begin

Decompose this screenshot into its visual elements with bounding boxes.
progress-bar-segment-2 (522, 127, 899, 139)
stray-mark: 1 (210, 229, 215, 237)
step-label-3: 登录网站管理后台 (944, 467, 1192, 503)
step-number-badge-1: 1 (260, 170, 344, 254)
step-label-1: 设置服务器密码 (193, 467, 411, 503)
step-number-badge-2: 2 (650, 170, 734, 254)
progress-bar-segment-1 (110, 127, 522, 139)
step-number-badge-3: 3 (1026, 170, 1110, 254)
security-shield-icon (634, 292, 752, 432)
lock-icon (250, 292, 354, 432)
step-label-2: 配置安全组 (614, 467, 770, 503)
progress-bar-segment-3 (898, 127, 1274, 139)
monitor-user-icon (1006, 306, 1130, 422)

end
begin

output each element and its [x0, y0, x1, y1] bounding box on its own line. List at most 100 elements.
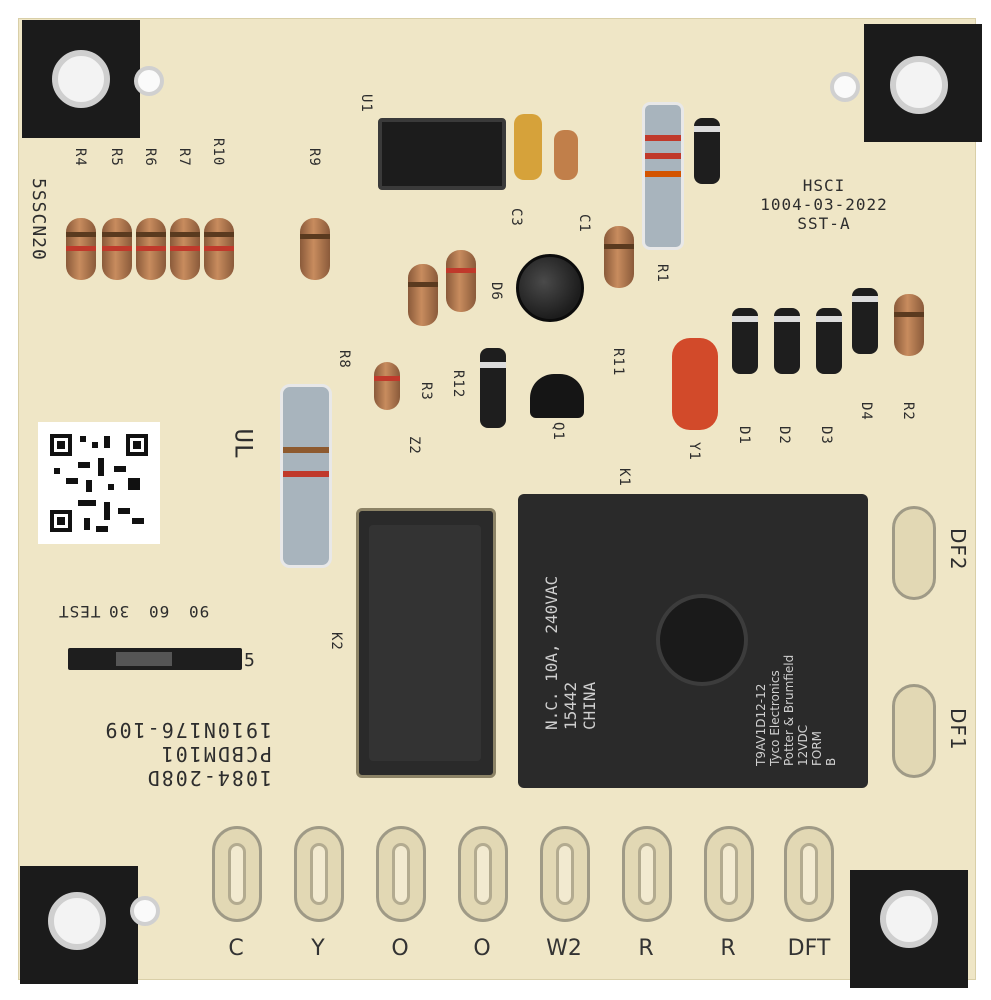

end

### YOUR INSTRUCTIONS
Can you pull out every line in the entries above that contains the string "step"?

### WRITTEN RESPONSE
step-label-3: 登录网站管理后台 (944, 467, 1192, 503)
step-number-badge-1: 1 (260, 170, 344, 254)
step-label-1: 设置服务器密码 (193, 467, 411, 503)
step-number-badge-2: 2 (650, 170, 734, 254)
step-number-badge-3: 3 (1026, 170, 1110, 254)
step-label-2: 配置安全组 (614, 467, 770, 503)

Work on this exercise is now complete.